SUPPLIED MATERIAL:
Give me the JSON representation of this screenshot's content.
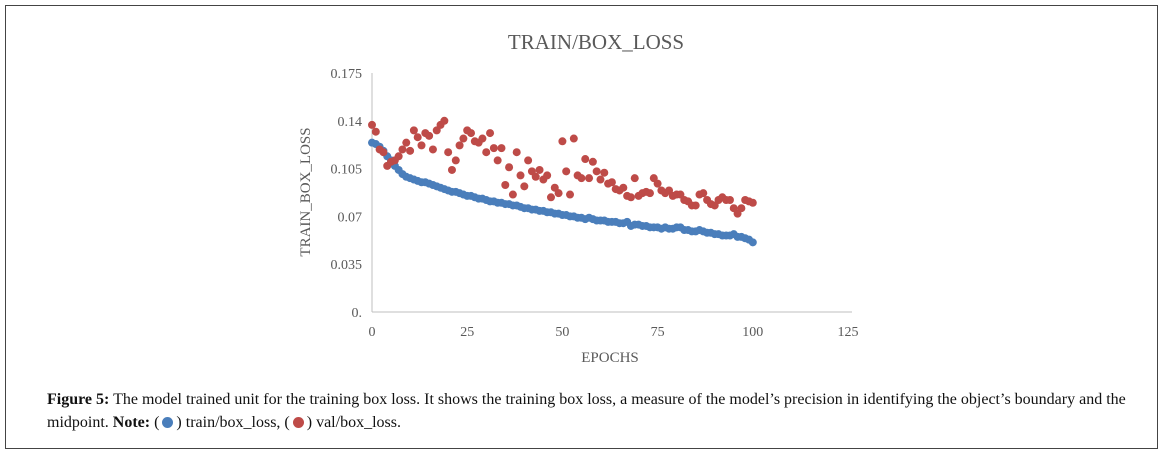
{
  "chart_data": {
    "type": "scatter",
    "title": "TRAIN/BOX_LOSS",
    "xlabel": "EPOCHS",
    "ylabel": "TRAIN_BOX_LOSS",
    "xlim": [
      0,
      125
    ],
    "ylim": [
      0,
      0.175
    ],
    "xticks": [
      "0",
      "25",
      "50",
      "75",
      "100",
      "125"
    ],
    "yticks": [
      "0.",
      "0.035",
      "0.07",
      "0.105",
      "0.14",
      "0.175"
    ],
    "grid": false,
    "series": [
      {
        "name": "train/box_loss",
        "color": "#4a7ebb",
        "values": [
          0.124,
          0.123,
          0.121,
          0.118,
          0.114,
          0.111,
          0.107,
          0.104,
          0.101,
          0.099,
          0.098,
          0.097,
          0.096,
          0.095,
          0.095,
          0.094,
          0.093,
          0.092,
          0.091,
          0.09,
          0.089,
          0.088,
          0.088,
          0.087,
          0.086,
          0.085,
          0.085,
          0.084,
          0.083,
          0.083,
          0.082,
          0.081,
          0.081,
          0.08,
          0.08,
          0.079,
          0.079,
          0.078,
          0.078,
          0.077,
          0.076,
          0.076,
          0.075,
          0.075,
          0.074,
          0.074,
          0.073,
          0.073,
          0.072,
          0.072,
          0.071,
          0.071,
          0.07,
          0.07,
          0.069,
          0.069,
          0.068,
          0.069,
          0.068,
          0.067,
          0.067,
          0.067,
          0.066,
          0.066,
          0.066,
          0.065,
          0.065,
          0.066,
          0.063,
          0.064,
          0.064,
          0.063,
          0.063,
          0.062,
          0.062,
          0.062,
          0.061,
          0.062,
          0.061,
          0.061,
          0.062,
          0.062,
          0.06,
          0.06,
          0.059,
          0.059,
          0.06,
          0.059,
          0.058,
          0.058,
          0.057,
          0.057,
          0.056,
          0.056,
          0.056,
          0.057,
          0.055,
          0.055,
          0.054,
          0.053,
          0.051
        ]
      },
      {
        "name": "val/box_loss",
        "color": "#be4b48",
        "values": [
          0.137,
          0.132,
          0.119,
          0.117,
          0.107,
          0.11,
          0.111,
          0.114,
          0.119,
          0.124,
          0.118,
          0.133,
          0.128,
          0.122,
          0.131,
          0.129,
          0.119,
          0.133,
          0.137,
          0.14,
          0.117,
          0.104,
          0.111,
          0.122,
          0.127,
          0.133,
          0.131,
          0.125,
          0.124,
          0.127,
          0.117,
          0.131,
          0.12,
          0.111,
          0.12,
          0.093,
          0.106,
          0.086,
          0.117,
          0.1,
          0.092,
          0.111,
          0.103,
          0.099,
          0.104,
          0.097,
          0.1,
          0.084,
          0.091,
          0.087,
          0.125,
          0.103,
          0.086,
          0.127,
          0.1,
          0.098,
          0.112,
          0.098,
          0.11,
          0.103,
          0.097,
          0.102,
          0.094,
          0.095,
          0.09,
          0.089,
          0.091,
          0.085,
          0.084,
          0.098,
          0.085,
          0.087,
          0.088,
          0.087,
          0.098,
          0.094,
          0.089,
          0.087,
          0.089,
          0.085,
          0.086,
          0.086,
          0.082,
          0.081,
          0.078,
          0.078,
          0.086,
          0.087,
          0.082,
          0.079,
          0.078,
          0.082,
          0.084,
          0.082,
          0.082,
          0.076,
          0.072,
          0.076,
          0.082,
          0.081,
          0.08
        ]
      }
    ]
  },
  "caption": {
    "figure_label": "Figure 5:",
    "text": " The model trained unit for the training box loss. It shows the training box loss, a measure of the model’s precision in identifying the object’s boundary and the midpoint. ",
    "note_label": "Note:",
    "open1": " (",
    "legend1": ") train/box_loss, (",
    "legend2": ") val/box_loss."
  }
}
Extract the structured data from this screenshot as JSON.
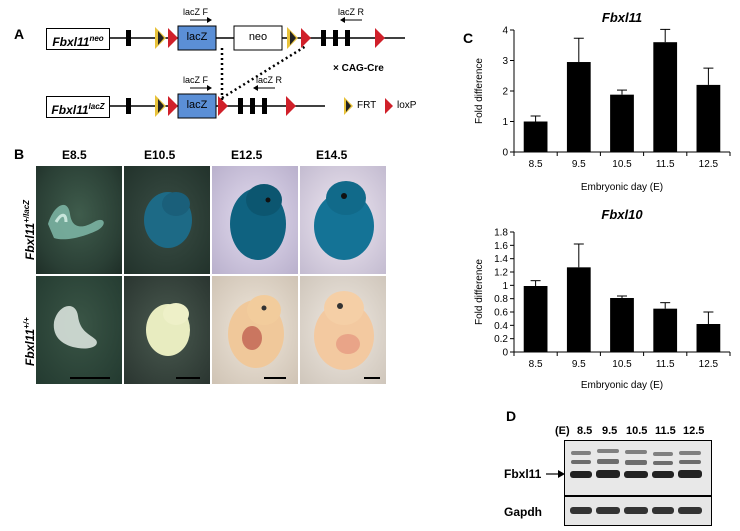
{
  "panelA": {
    "letter": "A",
    "neo_allele": "Fbxl11",
    "neo_sup": "neo",
    "lacz_allele": "Fbxl11",
    "lacz_sup": "lacZ",
    "box_lacz": "lacZ",
    "box_neo": "neo",
    "primer_f": "lacZ F",
    "primer_r": "lacZ R",
    "cre": "× CAG-Cre",
    "legend_frt": "FRT",
    "legend_loxp": "loxP"
  },
  "panelB": {
    "letter": "B",
    "stages": [
      "E8.5",
      "E10.5",
      "E12.5",
      "E14.5"
    ],
    "row1_geno": "Fbxl11",
    "row1_sup": "+/lacZ",
    "row2_geno": "Fbxl11",
    "row2_sup": "+/+"
  },
  "panelD": {
    "letter": "D",
    "e_label": "(E)",
    "days": [
      "8.5",
      "9.5",
      "10.5",
      "11.5",
      "12.5"
    ],
    "band1": "Fbxl11",
    "band2": "Gapdh"
  },
  "chart_data": [
    {
      "type": "bar",
      "panel": "C",
      "title": "Fbxl11",
      "categories": [
        "8.5",
        "9.5",
        "10.5",
        "11.5",
        "12.5"
      ],
      "values": [
        1.0,
        2.95,
        1.88,
        3.6,
        2.2
      ],
      "errors": [
        0.18,
        0.78,
        0.15,
        0.42,
        0.55
      ],
      "xlabel": "Embryonic day (E)",
      "ylabel": "Fold difference",
      "ylim": [
        0,
        4
      ],
      "yticks": [
        0,
        1,
        2,
        3,
        4
      ]
    },
    {
      "type": "bar",
      "title": "Fbxl10",
      "categories": [
        "8.5",
        "9.5",
        "10.5",
        "11.5",
        "12.5"
      ],
      "values": [
        0.99,
        1.27,
        0.81,
        0.65,
        0.42
      ],
      "errors": [
        0.08,
        0.35,
        0.03,
        0.09,
        0.18
      ],
      "xlabel": "Embryonic day (E)",
      "ylabel": "Fold difference",
      "ylim": [
        0,
        1.8
      ],
      "yticks": [
        0,
        0.2,
        0.4,
        0.6,
        0.8,
        1,
        1.2,
        1.4,
        1.6,
        1.8
      ]
    }
  ],
  "colors": {
    "lacz_box": "#5b8fd6",
    "loxp": "#d0202a",
    "frt_outer": "#e8c23a"
  }
}
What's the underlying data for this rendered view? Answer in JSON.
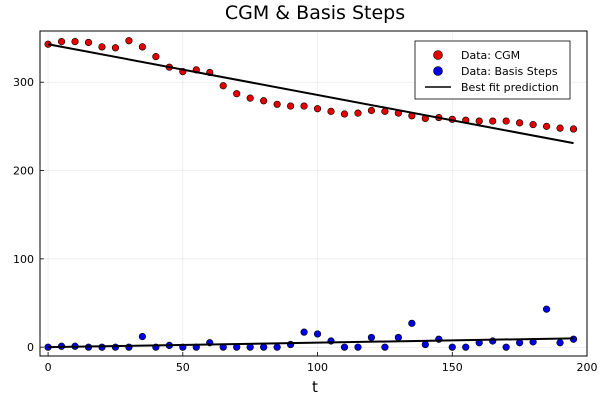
{
  "chart_data": {
    "type": "scatter",
    "title": "CGM & Basis Steps",
    "xlabel": "t",
    "ylabel": "",
    "xlim": [
      -3,
      200
    ],
    "ylim": [
      -10,
      358
    ],
    "xticks": [
      0,
      50,
      100,
      150,
      200
    ],
    "yticks": [
      0,
      100,
      200,
      300
    ],
    "grid": true,
    "legend_position": "top-right",
    "series": [
      {
        "name": "Data: CGM",
        "kind": "scatter",
        "color": "#e40000",
        "x": [
          0,
          5,
          10,
          15,
          20,
          25,
          30,
          35,
          40,
          45,
          50,
          55,
          60,
          65,
          70,
          75,
          80,
          85,
          90,
          95,
          100,
          105,
          110,
          115,
          120,
          125,
          130,
          135,
          140,
          145,
          150,
          155,
          160,
          165,
          170,
          175,
          180,
          185,
          190,
          195
        ],
        "y": [
          343,
          346,
          346,
          345,
          340,
          339,
          347,
          340,
          329,
          317,
          312,
          314,
          311,
          296,
          287,
          282,
          279,
          275,
          273,
          273,
          270,
          267,
          264,
          265,
          268,
          267,
          265,
          262,
          259,
          260,
          258,
          257,
          256,
          256,
          256,
          254,
          252,
          250,
          248,
          247
        ]
      },
      {
        "name": "Data: Basis Steps",
        "kind": "scatter",
        "color": "#0000e4",
        "x": [
          0,
          5,
          10,
          15,
          20,
          25,
          30,
          35,
          40,
          45,
          50,
          55,
          60,
          65,
          70,
          75,
          80,
          85,
          90,
          95,
          100,
          105,
          110,
          115,
          120,
          125,
          130,
          135,
          140,
          145,
          150,
          155,
          160,
          165,
          170,
          175,
          180,
          185,
          190,
          195
        ],
        "y": [
          0,
          1,
          1,
          0,
          0,
          0,
          0,
          12,
          0,
          2,
          0,
          0,
          5,
          0,
          0,
          0,
          0,
          0,
          3,
          17,
          15,
          7,
          0,
          0,
          11,
          0,
          11,
          27,
          3,
          9,
          0,
          0,
          5,
          7,
          0,
          5,
          6,
          43,
          5,
          9
        ]
      },
      {
        "name": "Best fit prediction",
        "kind": "line",
        "color": "#000000",
        "segments": [
          {
            "x": [
              0,
              195
            ],
            "y": [
              343,
              231
            ]
          },
          {
            "x": [
              0,
              195
            ],
            "y": [
              0,
              10
            ]
          }
        ]
      }
    ]
  }
}
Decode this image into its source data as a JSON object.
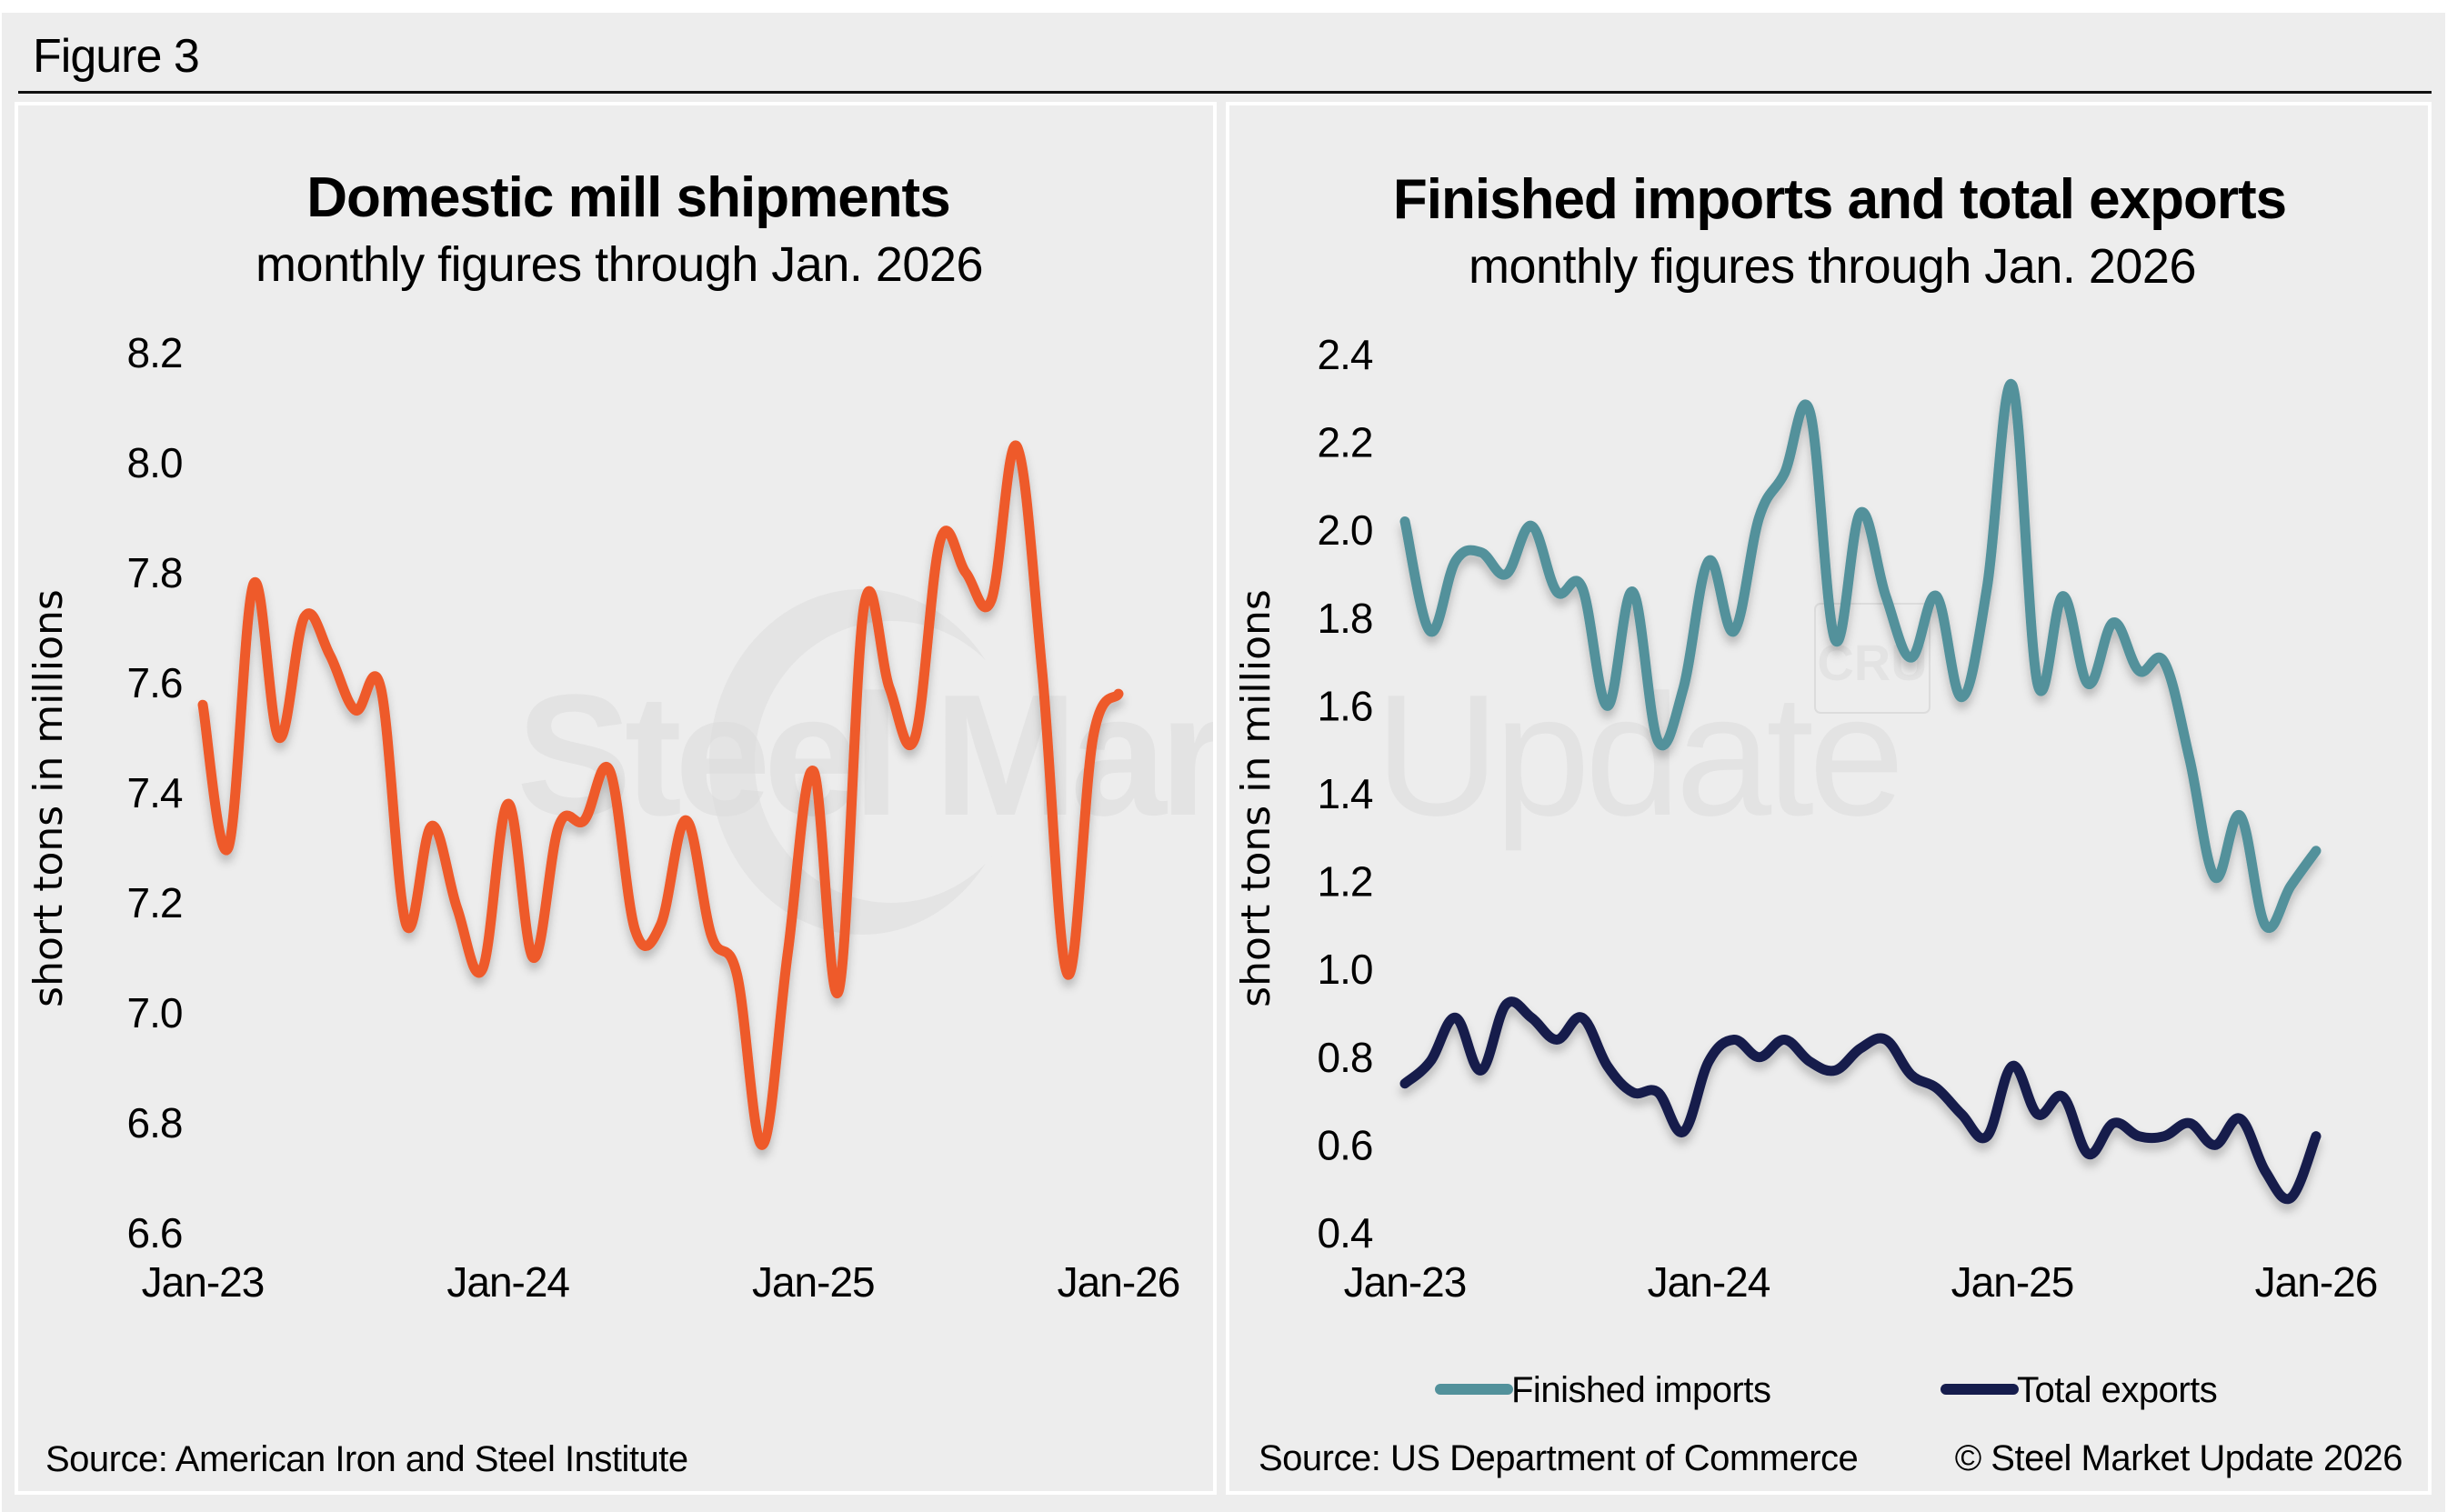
{
  "figure_label": "Figure 3",
  "watermark": {
    "brand_bold": "Steel Market",
    "brand_light": "Update",
    "badge": "CRU"
  },
  "colors": {
    "shipments": "#ee5a2c",
    "imports": "#52919b",
    "exports": "#151c4c",
    "background": "#ededed"
  },
  "chart_data": [
    {
      "type": "line",
      "title": "Domestic mill shipments",
      "subtitle": "monthly figures through Jan. 2026",
      "xlabel": "",
      "ylabel": "short tons in millions",
      "x_ticks": [
        "Jan-23",
        "Jan-24",
        "Jan-25",
        "Jan-26"
      ],
      "y_ticks": [
        "8.2",
        "8.0",
        "7.8",
        "7.6",
        "7.4",
        "7.2",
        "7.0",
        "6.8",
        "6.6"
      ],
      "ylim": [
        6.6,
        8.2
      ],
      "x_start": "Jan-23",
      "x_end": "Jan-26",
      "grid": false,
      "legend": "none",
      "source": "Source: American Iron and Steel Institute",
      "series": [
        {
          "name": "Domestic mill shipments",
          "color": "#ee5a2c",
          "values": [
            7.56,
            7.3,
            7.78,
            7.5,
            7.72,
            7.65,
            7.55,
            7.59,
            7.16,
            7.34,
            7.19,
            7.08,
            7.38,
            7.1,
            7.34,
            7.35,
            7.44,
            7.15,
            7.16,
            7.35,
            7.14,
            7.07,
            6.76,
            7.11,
            7.44,
            7.04,
            7.74,
            7.59,
            7.5,
            7.86,
            7.8,
            7.75,
            8.03,
            7.62,
            7.07,
            7.5,
            7.58
          ]
        }
      ]
    },
    {
      "type": "line",
      "title": "Finished imports and total exports",
      "subtitle": "monthly figures through Jan. 2026",
      "xlabel": "",
      "ylabel": "short tons in millions",
      "x_ticks": [
        "Jan-23",
        "Jan-24",
        "Jan-25",
        "Jan-26"
      ],
      "y_ticks": [
        "2.4",
        "2.2",
        "2.0",
        "1.8",
        "1.6",
        "1.4",
        "1.2",
        "1.0",
        "0.8",
        "0.6",
        "0.4"
      ],
      "ylim": [
        0.4,
        2.4
      ],
      "x_start": "Jan-23",
      "x_end": "Jan-26",
      "grid": false,
      "legend": "bottom",
      "source": "Source: US Department of Commerce",
      "copyright": "© Steel Market Update 2026",
      "series": [
        {
          "name": "Finished imports",
          "color": "#52919b",
          "values": [
            2.02,
            1.77,
            1.93,
            1.95,
            1.9,
            2.01,
            1.86,
            1.87,
            1.6,
            1.86,
            1.52,
            1.64,
            1.93,
            1.77,
            2.03,
            2.13,
            2.27,
            1.75,
            2.04,
            1.85,
            1.71,
            1.85,
            1.62,
            1.87,
            2.33,
            1.65,
            1.85,
            1.65,
            1.79,
            1.68,
            1.7,
            1.48,
            1.21,
            1.35,
            1.1,
            1.19,
            1.27
          ]
        },
        {
          "name": "Total exports",
          "color": "#151c4c",
          "values": [
            0.74,
            0.79,
            0.89,
            0.77,
            0.92,
            0.89,
            0.84,
            0.89,
            0.78,
            0.72,
            0.72,
            0.63,
            0.79,
            0.84,
            0.8,
            0.84,
            0.79,
            0.77,
            0.82,
            0.84,
            0.76,
            0.73,
            0.67,
            0.62,
            0.78,
            0.67,
            0.71,
            0.58,
            0.65,
            0.62,
            0.62,
            0.65,
            0.6,
            0.66,
            0.54,
            0.48,
            0.62
          ]
        }
      ]
    }
  ]
}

WHAT IS ASKED: Pick out lines containing the word "Update", each one as written.

TASK RESULT:
    "brand_light": "Update",
      "copyright": "© Steel Market Update 2026",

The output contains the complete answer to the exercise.